▶ YOUR GOAL
Report how many lines of the records below include the word "marker". Give nothing but the number.

▶ SUPPLIED MATERIAL
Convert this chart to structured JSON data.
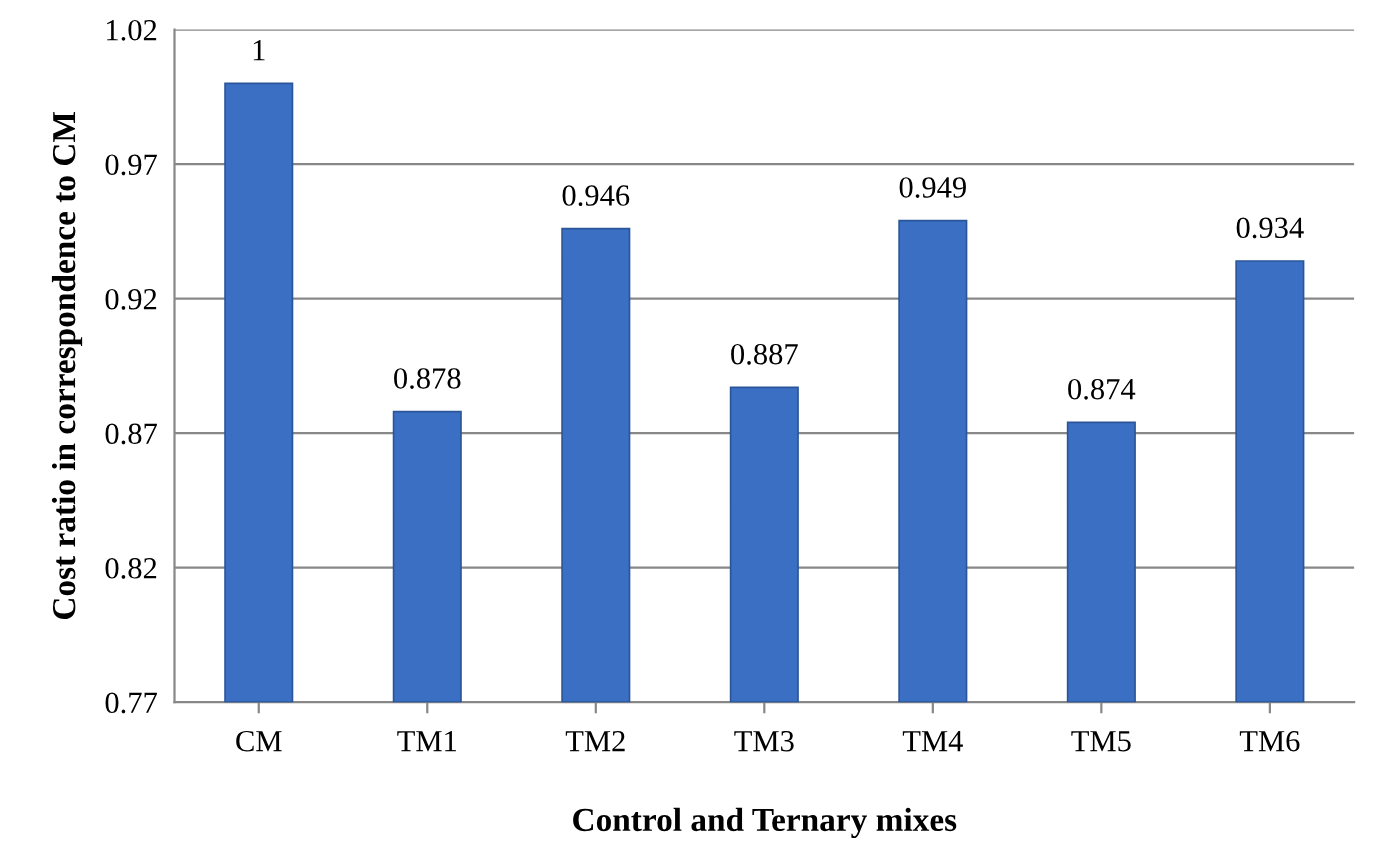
{
  "chart_data": {
    "type": "bar",
    "xlabel": "Control and Ternary mixes",
    "ylabel": "Cost ratio in correspondence to CM",
    "categories": [
      "CM",
      "TM1",
      "TM2",
      "TM3",
      "TM4",
      "TM5",
      "TM6"
    ],
    "values": [
      1,
      0.878,
      0.946,
      0.887,
      0.949,
      0.874,
      0.934
    ],
    "color": "#3b6fc4",
    "ylim": [
      0.77,
      1.02
    ],
    "yticks": [
      0.77,
      0.82,
      0.87,
      0.92,
      0.97,
      1.02
    ],
    "grid": "y",
    "data_labels": true
  }
}
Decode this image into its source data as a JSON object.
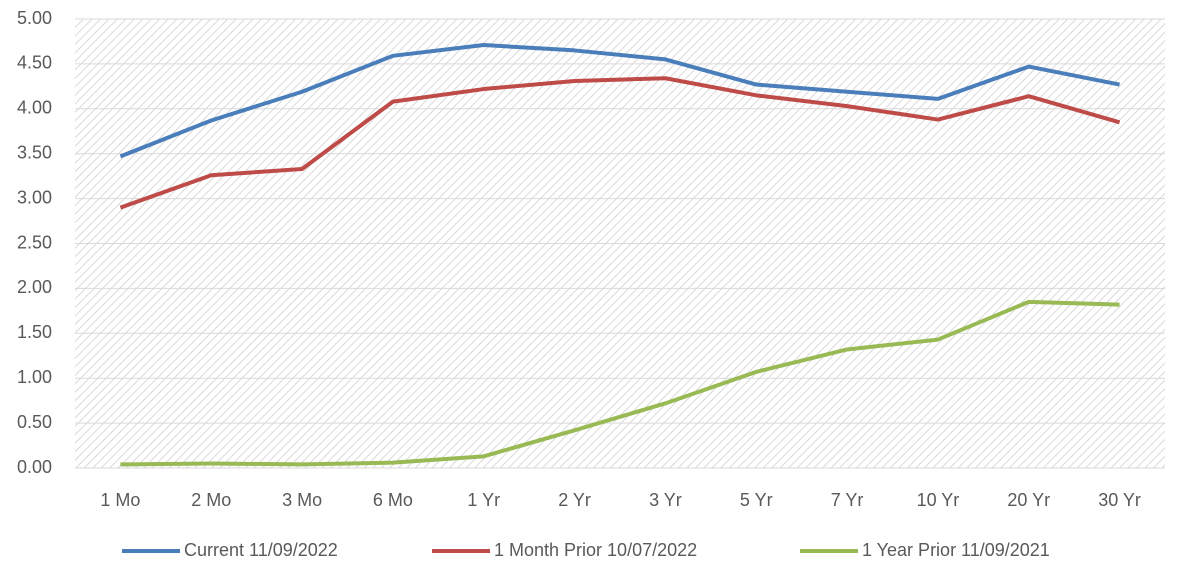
{
  "chart_data": {
    "type": "line",
    "categories": [
      "1 Mo",
      "2 Mo",
      "3 Mo",
      "6 Mo",
      "1 Yr",
      "2 Yr",
      "3 Yr",
      "5 Yr",
      "7 Yr",
      "10 Yr",
      "20 Yr",
      "30 Yr"
    ],
    "series": [
      {
        "name": "Current 11/09/2022",
        "color": "#4a7ebb",
        "values": [
          3.47,
          3.87,
          4.19,
          4.59,
          4.71,
          4.65,
          4.55,
          4.27,
          4.19,
          4.11,
          4.47,
          4.27
        ]
      },
      {
        "name": "1 Month Prior 10/07/2022",
        "color": "#be4b48",
        "values": [
          2.9,
          3.26,
          3.33,
          4.08,
          4.22,
          4.31,
          4.34,
          4.15,
          4.03,
          3.88,
          4.14,
          3.85
        ]
      },
      {
        "name": "1 Year Prior 11/09/2021",
        "color": "#98b954",
        "values": [
          0.04,
          0.05,
          0.04,
          0.06,
          0.13,
          0.42,
          0.72,
          1.07,
          1.32,
          1.43,
          1.85,
          1.82
        ]
      }
    ],
    "ylim": [
      0,
      5
    ],
    "yticks": [
      {
        "value": 0,
        "label": "0.00"
      },
      {
        "value": 0.5,
        "label": "0.50"
      },
      {
        "value": 1,
        "label": "1.00"
      },
      {
        "value": 1.5,
        "label": "1.50"
      },
      {
        "value": 2,
        "label": "2.00"
      },
      {
        "value": 2.5,
        "label": "2.50"
      },
      {
        "value": 3,
        "label": "3.00"
      },
      {
        "value": 3.5,
        "label": "3.50"
      },
      {
        "value": 4,
        "label": "4.00"
      },
      {
        "value": 4.5,
        "label": "4.50"
      },
      {
        "value": 5,
        "label": "5.00"
      }
    ],
    "grid": true,
    "legend": "bottom"
  }
}
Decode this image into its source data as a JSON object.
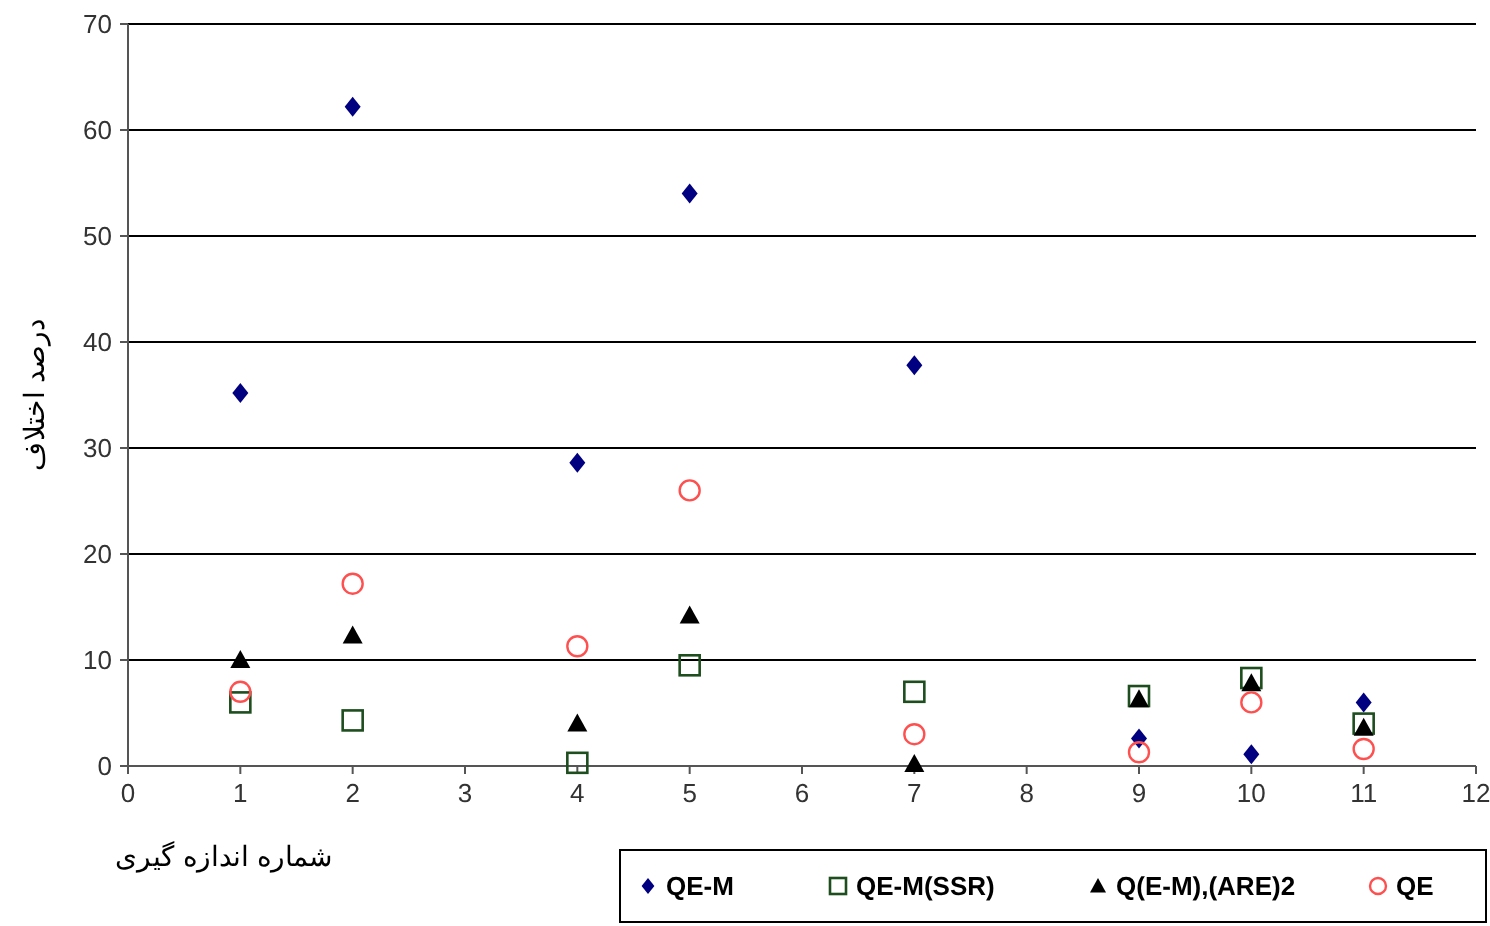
{
  "chart_data": {
    "type": "scatter",
    "xlabel": "شماره اندازه گیری",
    "ylabel": "درصد اختلاف",
    "x": [
      1,
      2,
      4,
      5,
      7,
      9,
      10,
      11
    ],
    "xlim": [
      0,
      12
    ],
    "xticks": [
      0,
      1,
      2,
      3,
      4,
      5,
      6,
      7,
      8,
      9,
      10,
      11,
      12
    ],
    "ylim": [
      0,
      70
    ],
    "yticks": [
      0,
      10,
      20,
      30,
      40,
      50,
      60,
      70
    ],
    "grid": "y",
    "legend": "bottom right",
    "series": [
      {
        "name": "QE-M",
        "color": "#000080",
        "marker": "diamond",
        "values": [
          35.2,
          62.2,
          28.6,
          54,
          37.8,
          2.6,
          1.1,
          6
        ]
      },
      {
        "name": "QE-M(SSR)",
        "color": "#1e4d1e",
        "marker": "square",
        "values": [
          6,
          4.3,
          0.3,
          9.5,
          7,
          6.6,
          8.3,
          4
        ]
      },
      {
        "name": "Q(E-M),(ARE)2",
        "color": "#000000",
        "marker": "triangle",
        "values": [
          10,
          12.3,
          4,
          14.2,
          0.2,
          6.3,
          7.8,
          3.6
        ]
      },
      {
        "name": "QE",
        "color": "#ff5050",
        "marker": "circle",
        "values": [
          7,
          17.2,
          11.3,
          26,
          3,
          1.3,
          6,
          1.6
        ]
      }
    ]
  }
}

▶ FINISHED EXERCISE
4